[SUPPLIED DATA]
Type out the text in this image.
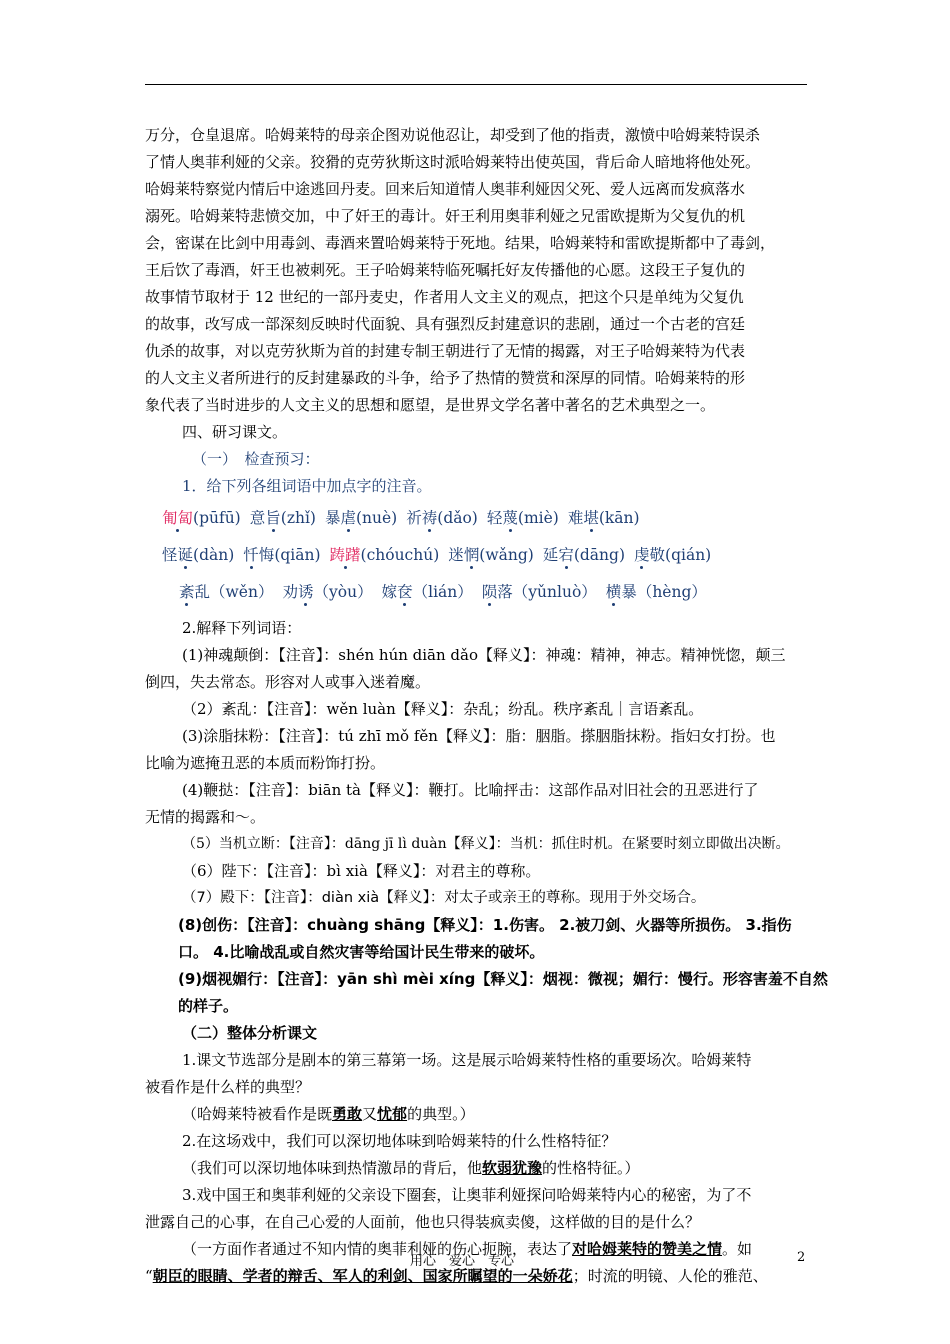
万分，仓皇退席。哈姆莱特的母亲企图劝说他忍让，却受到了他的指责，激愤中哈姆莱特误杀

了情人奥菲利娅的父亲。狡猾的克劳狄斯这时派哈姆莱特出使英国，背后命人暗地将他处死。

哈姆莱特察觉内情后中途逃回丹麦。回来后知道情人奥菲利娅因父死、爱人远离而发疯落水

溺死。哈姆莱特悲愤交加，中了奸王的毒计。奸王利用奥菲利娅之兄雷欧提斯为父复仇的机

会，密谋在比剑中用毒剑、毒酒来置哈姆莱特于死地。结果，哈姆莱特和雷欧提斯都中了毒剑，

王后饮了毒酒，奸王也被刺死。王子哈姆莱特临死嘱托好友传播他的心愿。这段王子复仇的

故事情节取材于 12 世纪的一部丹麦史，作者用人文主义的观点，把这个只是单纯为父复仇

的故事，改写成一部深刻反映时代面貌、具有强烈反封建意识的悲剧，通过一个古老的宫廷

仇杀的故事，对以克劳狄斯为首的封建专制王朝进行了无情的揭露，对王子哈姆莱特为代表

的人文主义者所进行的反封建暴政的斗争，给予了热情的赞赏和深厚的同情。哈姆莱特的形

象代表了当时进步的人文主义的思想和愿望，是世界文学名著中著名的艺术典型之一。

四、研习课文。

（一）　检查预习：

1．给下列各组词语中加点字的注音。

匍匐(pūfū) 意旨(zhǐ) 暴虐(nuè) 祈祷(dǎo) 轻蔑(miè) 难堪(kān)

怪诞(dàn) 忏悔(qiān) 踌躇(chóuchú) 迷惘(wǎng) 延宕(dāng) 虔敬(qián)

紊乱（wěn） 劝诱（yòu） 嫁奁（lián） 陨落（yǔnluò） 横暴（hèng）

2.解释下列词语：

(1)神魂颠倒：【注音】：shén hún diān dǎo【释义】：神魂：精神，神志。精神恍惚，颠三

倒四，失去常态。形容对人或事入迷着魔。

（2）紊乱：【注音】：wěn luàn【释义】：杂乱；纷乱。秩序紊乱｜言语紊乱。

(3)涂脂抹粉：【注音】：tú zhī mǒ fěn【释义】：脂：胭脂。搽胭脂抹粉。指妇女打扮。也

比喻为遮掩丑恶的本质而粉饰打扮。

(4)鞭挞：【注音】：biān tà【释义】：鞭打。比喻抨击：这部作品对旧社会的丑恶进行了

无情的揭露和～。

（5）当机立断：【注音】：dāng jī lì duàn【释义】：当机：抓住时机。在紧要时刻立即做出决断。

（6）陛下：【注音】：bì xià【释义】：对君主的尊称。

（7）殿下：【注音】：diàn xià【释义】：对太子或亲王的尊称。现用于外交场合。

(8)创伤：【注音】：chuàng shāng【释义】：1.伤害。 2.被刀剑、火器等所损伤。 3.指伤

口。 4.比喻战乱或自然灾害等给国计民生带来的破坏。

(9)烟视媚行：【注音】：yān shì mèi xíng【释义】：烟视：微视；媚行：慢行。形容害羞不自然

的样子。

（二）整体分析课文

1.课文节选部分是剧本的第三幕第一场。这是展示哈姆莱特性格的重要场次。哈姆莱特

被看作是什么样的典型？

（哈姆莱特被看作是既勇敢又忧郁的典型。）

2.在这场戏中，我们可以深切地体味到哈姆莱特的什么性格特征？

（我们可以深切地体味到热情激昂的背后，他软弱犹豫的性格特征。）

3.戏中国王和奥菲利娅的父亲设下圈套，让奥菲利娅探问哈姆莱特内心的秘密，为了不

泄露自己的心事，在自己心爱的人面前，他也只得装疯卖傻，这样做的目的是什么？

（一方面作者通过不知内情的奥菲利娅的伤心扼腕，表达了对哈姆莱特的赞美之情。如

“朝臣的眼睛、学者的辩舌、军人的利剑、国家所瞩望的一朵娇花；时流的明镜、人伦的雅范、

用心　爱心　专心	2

* * *

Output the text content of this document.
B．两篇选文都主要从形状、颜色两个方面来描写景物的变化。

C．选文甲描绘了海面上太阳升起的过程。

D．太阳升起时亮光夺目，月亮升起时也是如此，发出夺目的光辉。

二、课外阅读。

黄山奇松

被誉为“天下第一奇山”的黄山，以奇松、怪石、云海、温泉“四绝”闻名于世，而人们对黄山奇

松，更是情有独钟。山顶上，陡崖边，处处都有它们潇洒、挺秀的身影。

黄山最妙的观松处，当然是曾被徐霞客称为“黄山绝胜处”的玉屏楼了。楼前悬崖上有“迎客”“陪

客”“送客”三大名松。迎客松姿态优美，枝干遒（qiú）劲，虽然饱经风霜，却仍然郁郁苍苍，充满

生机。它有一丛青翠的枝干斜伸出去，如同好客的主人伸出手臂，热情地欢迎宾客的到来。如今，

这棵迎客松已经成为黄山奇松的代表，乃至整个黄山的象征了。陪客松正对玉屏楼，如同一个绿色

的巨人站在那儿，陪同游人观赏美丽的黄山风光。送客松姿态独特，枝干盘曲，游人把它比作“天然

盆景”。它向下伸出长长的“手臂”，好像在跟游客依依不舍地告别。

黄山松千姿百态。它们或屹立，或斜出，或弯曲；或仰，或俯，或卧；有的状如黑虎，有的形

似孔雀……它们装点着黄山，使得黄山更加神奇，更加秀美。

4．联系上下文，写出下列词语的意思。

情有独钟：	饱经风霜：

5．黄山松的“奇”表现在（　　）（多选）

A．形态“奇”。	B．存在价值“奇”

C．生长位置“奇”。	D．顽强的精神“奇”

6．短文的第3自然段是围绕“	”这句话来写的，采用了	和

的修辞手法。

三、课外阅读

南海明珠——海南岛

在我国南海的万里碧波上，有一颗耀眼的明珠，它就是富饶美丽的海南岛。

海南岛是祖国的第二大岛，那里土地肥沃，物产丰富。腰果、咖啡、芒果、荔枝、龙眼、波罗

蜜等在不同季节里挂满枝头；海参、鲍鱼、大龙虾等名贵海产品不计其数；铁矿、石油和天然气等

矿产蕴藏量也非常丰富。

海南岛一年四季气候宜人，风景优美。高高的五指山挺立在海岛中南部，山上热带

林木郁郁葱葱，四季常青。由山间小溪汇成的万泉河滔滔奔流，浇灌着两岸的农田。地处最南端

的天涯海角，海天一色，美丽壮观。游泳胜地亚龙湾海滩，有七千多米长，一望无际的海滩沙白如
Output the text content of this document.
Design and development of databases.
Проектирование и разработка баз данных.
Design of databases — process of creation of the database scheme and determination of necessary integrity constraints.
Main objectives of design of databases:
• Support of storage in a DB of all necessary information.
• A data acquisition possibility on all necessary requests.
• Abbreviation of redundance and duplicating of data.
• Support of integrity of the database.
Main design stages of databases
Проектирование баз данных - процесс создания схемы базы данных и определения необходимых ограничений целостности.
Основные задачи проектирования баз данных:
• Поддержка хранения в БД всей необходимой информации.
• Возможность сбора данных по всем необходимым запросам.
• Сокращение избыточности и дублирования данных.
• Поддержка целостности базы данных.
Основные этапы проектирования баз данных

--

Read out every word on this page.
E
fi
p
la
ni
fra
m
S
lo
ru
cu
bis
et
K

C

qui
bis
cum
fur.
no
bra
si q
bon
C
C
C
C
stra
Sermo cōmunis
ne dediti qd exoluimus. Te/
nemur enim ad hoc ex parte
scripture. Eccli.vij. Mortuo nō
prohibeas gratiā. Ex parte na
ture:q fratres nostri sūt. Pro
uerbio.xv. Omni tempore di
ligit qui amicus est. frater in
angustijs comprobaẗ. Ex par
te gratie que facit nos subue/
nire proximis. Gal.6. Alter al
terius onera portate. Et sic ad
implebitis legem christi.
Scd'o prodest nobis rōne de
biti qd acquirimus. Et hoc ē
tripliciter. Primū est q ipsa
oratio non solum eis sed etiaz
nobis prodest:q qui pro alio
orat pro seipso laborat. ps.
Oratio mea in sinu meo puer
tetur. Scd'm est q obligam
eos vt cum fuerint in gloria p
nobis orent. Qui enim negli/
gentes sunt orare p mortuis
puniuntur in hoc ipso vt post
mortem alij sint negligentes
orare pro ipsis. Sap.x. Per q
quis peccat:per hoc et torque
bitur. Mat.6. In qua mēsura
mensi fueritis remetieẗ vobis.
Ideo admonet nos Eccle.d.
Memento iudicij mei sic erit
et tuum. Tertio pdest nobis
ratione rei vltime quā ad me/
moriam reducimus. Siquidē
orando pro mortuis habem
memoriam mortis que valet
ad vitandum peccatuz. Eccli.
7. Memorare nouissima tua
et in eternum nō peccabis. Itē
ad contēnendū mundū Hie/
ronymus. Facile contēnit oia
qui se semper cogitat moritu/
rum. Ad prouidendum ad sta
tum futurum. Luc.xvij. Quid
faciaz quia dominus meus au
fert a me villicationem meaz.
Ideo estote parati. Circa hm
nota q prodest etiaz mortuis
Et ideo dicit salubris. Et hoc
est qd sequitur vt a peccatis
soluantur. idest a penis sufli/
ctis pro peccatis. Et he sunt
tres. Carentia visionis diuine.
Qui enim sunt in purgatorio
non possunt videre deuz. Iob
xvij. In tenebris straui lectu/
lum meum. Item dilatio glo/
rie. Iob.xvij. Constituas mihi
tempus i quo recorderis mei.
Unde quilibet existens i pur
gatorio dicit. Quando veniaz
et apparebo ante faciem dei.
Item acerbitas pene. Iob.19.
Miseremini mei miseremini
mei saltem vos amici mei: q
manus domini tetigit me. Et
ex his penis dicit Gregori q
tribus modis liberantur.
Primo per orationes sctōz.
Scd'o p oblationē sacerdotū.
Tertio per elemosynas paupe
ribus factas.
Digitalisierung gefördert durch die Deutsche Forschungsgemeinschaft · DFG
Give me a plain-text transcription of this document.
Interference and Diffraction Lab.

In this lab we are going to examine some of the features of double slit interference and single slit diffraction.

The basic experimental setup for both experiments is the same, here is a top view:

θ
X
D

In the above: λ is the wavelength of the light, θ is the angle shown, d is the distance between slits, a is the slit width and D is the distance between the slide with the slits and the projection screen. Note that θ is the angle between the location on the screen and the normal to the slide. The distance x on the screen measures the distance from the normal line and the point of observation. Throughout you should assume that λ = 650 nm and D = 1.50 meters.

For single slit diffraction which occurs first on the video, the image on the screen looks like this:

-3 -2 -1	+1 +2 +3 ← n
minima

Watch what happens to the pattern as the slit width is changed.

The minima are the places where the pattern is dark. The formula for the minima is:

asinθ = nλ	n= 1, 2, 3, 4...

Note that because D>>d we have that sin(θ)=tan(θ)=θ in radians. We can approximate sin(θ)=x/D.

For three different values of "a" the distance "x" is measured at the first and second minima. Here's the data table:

[GOAL OF THE EXERCISE] Scan the lines for the string "Поддержка". Copy out each line that matches.

[SOLUTION FOR THIS TASK]
• Поддержка хранения в БД всей необходимой информации.
• Поддержка целостности базы данных.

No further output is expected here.